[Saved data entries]

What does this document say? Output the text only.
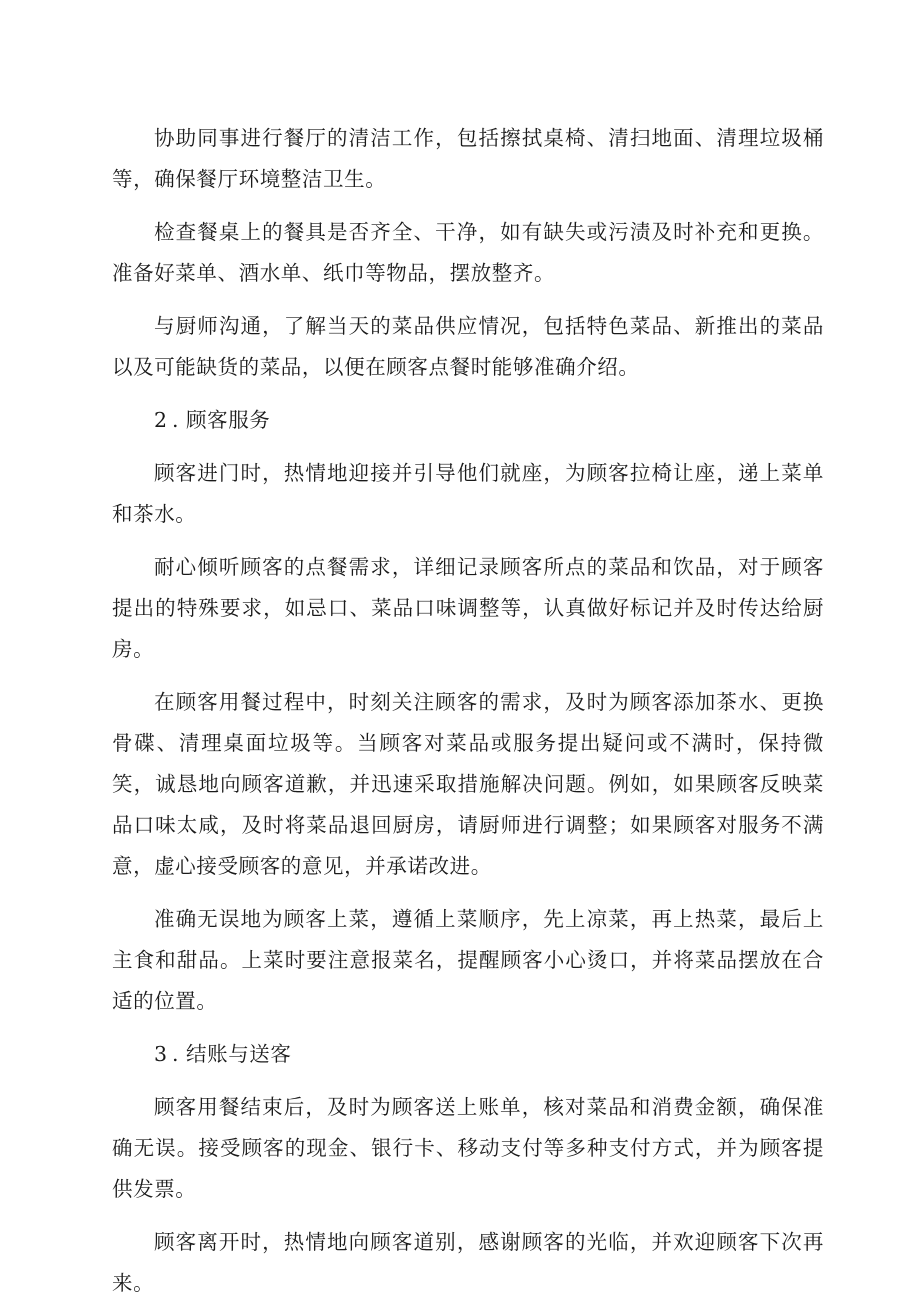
协助同事进行餐厅的清洁工作，包括擦拭桌椅、清扫地面、清理垃圾桶等，确保餐厅环境整洁卫生。

检查餐桌上的餐具是否齐全、干净，如有缺失或污渍及时补充和更换。准备好菜单、酒水单、纸巾等物品，摆放整齐。

与厨师沟通，了解当天的菜品供应情况，包括特色菜品、新推出的菜品以及可能缺货的菜品，以便在顾客点餐时能够准确介绍。

2 . 顾客服务

顾客进门时，热情地迎接并引导他们就座，为顾客拉椅让座，递上菜单和茶水。

耐心倾听顾客的点餐需求，详细记录顾客所点的菜品和饮品，对于顾客提出的特殊要求，如忌口、菜品口味调整等，认真做好标记并及时传达给厨房。

在顾客用餐过程中，时刻关注顾客的需求，及时为顾客添加茶水、更换骨碟、清理桌面垃圾等。当顾客对菜品或服务提出疑问或不满时，保持微笑，诚恳地向顾客道歉，并迅速采取措施解决问题。例如，如果顾客反映菜品口味太咸，及时将菜品退回厨房，请厨师进行调整；如果顾客对服务不满意，虚心接受顾客的意见，并承诺改进。

准确无误地为顾客上菜，遵循上菜顺序，先上凉菜，再上热菜，最后上主食和甜品。上菜时要注意报菜名，提醒顾客小心烫口，并将菜品摆放在合适的位置。

3 . 结账与送客

顾客用餐结束后，及时为顾客送上账单，核对菜品和消费金额，确保准确无误。接受顾客的现金、银行卡、移动支付等多种支付方式，并为顾客提供发票。

顾客离开时，热情地向顾客道别，感谢顾客的光临，并欢迎顾客下次再来。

### [Stated problem]
Reproduce every entry exactly, but omit each picture.

### [Solution to the problem]
What does this document say? Output the text only.
协助同事进行餐厅的清洁工作，包括擦拭桌椅、清扫地面、清理垃圾桶等，确保餐厅环境整洁卫生。

检查餐桌上的餐具是否齐全、干净，如有缺失或污渍及时补充和更换。准备好菜单、酒水单、纸巾等物品，摆放整齐。

与厨师沟通，了解当天的菜品供应情况，包括特色菜品、新推出的菜品以及可能缺货的菜品，以便在顾客点餐时能够准确介绍。

2 . 顾客服务

顾客进门时，热情地迎接并引导他们就座，为顾客拉椅让座，递上菜单和茶水。

耐心倾听顾客的点餐需求，详细记录顾客所点的菜品和饮品，对于顾客提出的特殊要求，如忌口、菜品口味调整等，认真做好标记并及时传达给厨房。

在顾客用餐过程中，时刻关注顾客的需求，及时为顾客添加茶水、更换骨碟、清理桌面垃圾等。当顾客对菜品或服务提出疑问或不满时，保持微笑，诚恳地向顾客道歉，并迅速采取措施解决问题。例如，如果顾客反映菜品口味太咸，及时将菜品退回厨房，请厨师进行调整；如果顾客对服务不满意，虚心接受顾客的意见，并承诺改进。

准确无误地为顾客上菜，遵循上菜顺序，先上凉菜，再上热菜，最后上主食和甜品。上菜时要注意报菜名，提醒顾客小心烫口，并将菜品摆放在合适的位置。

3 . 结账与送客

顾客用餐结束后，及时为顾客送上账单，核对菜品和消费金额，确保准确无误。接受顾客的现金、银行卡、移动支付等多种支付方式，并为顾客提供发票。

顾客离开时，热情地向顾客道别，感谢顾客的光临，并欢迎顾客下次再来。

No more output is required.